Records shown:
Begin
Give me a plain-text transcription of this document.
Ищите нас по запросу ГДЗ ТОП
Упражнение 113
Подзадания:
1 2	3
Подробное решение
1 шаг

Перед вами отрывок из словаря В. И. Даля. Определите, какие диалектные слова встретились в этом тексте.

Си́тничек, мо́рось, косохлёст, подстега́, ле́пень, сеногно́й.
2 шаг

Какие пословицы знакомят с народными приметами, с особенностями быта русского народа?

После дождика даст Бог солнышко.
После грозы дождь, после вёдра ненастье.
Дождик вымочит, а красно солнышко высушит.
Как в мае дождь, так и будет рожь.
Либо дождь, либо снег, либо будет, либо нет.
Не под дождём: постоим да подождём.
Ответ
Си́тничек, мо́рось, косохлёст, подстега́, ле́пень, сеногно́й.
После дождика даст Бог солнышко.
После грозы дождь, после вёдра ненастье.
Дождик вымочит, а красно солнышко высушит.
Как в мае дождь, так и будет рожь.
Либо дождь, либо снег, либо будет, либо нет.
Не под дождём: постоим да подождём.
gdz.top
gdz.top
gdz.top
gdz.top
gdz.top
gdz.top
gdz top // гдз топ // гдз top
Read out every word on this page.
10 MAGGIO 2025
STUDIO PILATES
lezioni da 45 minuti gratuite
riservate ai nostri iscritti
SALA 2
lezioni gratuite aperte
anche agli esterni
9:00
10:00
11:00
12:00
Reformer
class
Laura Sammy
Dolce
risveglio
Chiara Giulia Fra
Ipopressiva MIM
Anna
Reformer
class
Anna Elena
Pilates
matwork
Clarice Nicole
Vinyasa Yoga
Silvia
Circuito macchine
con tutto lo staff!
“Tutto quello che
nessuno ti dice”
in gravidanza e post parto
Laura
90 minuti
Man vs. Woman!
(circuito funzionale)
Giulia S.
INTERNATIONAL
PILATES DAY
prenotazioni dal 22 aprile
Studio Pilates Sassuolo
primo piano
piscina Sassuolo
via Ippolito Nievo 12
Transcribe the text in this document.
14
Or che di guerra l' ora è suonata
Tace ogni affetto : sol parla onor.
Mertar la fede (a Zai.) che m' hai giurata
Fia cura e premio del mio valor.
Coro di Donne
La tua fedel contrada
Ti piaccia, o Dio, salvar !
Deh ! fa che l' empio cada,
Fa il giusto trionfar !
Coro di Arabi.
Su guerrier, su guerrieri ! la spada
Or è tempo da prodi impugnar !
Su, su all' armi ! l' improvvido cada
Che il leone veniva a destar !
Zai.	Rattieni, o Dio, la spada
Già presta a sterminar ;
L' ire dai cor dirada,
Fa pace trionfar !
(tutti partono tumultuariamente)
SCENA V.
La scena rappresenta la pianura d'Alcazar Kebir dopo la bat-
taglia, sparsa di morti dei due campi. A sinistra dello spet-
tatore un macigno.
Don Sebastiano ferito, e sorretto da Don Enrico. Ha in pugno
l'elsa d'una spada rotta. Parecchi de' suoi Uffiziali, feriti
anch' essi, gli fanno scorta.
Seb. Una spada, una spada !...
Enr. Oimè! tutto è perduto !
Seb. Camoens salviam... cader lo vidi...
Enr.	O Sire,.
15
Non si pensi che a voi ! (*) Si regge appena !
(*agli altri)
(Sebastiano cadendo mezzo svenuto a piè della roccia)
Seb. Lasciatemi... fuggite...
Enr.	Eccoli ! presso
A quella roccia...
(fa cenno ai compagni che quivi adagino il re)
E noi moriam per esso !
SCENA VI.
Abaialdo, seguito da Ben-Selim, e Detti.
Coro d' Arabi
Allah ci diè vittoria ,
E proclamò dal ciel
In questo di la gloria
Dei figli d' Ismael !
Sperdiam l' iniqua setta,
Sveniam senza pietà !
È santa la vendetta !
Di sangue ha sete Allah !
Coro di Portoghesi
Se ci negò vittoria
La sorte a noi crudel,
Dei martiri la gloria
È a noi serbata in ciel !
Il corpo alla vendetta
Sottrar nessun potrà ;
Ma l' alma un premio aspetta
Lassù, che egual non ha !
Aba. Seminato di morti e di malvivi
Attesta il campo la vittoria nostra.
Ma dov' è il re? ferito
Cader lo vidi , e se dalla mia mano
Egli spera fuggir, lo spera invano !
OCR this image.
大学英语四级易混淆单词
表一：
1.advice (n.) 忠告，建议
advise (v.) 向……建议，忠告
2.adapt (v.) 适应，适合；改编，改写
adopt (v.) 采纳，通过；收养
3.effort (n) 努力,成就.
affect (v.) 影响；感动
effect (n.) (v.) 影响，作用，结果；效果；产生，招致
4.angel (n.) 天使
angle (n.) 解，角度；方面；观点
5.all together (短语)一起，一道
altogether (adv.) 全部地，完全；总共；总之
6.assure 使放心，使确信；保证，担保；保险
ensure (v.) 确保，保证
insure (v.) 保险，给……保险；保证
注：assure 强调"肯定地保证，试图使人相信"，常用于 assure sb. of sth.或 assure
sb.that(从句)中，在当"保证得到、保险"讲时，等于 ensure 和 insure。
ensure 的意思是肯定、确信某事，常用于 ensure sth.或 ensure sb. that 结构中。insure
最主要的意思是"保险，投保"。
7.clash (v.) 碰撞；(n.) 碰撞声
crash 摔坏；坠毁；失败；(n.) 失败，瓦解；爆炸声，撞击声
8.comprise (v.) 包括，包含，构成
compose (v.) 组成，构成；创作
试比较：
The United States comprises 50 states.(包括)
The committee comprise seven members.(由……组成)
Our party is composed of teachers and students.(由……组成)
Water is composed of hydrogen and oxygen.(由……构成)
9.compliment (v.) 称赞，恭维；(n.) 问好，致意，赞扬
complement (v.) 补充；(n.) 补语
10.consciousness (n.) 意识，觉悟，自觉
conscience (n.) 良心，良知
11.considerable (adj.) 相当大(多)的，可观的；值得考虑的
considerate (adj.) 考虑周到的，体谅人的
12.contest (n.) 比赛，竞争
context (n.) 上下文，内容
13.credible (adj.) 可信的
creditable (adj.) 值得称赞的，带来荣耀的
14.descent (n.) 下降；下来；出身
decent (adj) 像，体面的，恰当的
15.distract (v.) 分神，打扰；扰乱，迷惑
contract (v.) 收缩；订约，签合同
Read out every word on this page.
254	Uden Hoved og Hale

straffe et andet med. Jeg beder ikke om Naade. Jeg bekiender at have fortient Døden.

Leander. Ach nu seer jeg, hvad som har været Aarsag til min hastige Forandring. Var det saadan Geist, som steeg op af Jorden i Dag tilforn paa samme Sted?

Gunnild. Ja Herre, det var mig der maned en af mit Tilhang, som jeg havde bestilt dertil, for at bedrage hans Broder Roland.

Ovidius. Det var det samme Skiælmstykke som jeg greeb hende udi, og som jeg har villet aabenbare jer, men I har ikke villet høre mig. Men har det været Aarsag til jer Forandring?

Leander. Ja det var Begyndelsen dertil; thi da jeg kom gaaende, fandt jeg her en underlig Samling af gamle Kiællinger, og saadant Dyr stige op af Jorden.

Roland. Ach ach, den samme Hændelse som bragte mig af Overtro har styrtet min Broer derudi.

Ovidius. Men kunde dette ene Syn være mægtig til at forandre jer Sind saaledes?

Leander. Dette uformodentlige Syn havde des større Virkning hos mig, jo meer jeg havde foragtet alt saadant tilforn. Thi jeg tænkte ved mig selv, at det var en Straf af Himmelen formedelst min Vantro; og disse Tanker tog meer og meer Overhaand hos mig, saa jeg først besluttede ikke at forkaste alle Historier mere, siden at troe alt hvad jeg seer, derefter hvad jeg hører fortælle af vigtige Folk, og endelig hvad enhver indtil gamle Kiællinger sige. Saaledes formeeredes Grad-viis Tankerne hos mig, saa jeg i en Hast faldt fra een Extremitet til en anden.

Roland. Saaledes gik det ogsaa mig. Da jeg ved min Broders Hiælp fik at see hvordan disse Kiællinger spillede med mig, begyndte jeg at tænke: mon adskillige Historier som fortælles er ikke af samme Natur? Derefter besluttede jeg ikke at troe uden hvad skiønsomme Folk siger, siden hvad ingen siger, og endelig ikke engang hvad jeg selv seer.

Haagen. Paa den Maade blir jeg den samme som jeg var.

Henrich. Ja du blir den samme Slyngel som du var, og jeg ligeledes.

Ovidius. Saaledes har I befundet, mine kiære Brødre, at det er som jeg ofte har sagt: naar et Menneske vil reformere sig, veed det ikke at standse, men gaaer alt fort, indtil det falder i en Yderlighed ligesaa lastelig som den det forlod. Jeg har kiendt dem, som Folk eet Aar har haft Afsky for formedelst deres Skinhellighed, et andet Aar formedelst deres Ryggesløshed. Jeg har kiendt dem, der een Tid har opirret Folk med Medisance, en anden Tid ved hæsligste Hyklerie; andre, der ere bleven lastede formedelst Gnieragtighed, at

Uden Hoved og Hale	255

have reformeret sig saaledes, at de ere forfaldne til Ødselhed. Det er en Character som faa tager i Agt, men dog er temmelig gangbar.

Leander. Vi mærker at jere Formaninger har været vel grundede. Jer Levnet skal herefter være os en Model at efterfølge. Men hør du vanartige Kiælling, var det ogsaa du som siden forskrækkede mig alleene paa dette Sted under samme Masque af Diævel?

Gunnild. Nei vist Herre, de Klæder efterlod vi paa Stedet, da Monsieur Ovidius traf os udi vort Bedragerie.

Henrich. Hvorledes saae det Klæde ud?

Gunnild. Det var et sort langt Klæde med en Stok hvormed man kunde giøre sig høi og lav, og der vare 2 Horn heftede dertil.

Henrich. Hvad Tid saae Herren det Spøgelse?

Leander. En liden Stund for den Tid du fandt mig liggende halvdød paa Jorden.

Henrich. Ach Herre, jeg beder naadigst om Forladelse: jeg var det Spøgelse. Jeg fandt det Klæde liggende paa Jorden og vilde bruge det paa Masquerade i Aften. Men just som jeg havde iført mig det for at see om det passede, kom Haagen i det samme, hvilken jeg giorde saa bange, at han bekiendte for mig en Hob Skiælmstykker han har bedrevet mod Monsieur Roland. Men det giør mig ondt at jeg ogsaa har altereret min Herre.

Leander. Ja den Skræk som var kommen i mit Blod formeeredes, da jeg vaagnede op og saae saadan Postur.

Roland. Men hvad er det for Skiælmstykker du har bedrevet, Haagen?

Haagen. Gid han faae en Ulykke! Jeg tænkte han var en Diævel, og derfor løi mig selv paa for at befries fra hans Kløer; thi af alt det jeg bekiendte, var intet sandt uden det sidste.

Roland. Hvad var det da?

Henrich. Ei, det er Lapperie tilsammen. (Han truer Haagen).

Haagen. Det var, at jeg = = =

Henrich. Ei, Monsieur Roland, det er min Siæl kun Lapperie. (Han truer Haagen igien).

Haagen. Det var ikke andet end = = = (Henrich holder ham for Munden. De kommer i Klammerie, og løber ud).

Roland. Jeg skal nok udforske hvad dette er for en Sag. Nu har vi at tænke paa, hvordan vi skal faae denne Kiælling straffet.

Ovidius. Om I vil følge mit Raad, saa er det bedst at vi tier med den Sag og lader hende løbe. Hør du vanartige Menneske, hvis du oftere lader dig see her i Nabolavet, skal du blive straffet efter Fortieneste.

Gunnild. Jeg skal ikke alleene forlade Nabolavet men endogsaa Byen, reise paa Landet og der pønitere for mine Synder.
End
Set problem: Within the material above, find the lines that contain the word "Nabolavet"; copy them.

Problem solution:
Ovidius. Om I vil følge mit Raad, saa er det bedst at vi tier med den Sag og lader hende løbe. Hør du vanartige Menneske, hvis du oftere lader dig see her i Nabolavet, skal du blive straffet efter Fortieneste.
Gunnild. Jeg skal ikke alleene forlade Nabolavet men endogsaa Byen, reise paa Landet og der pønitere for mine Synder.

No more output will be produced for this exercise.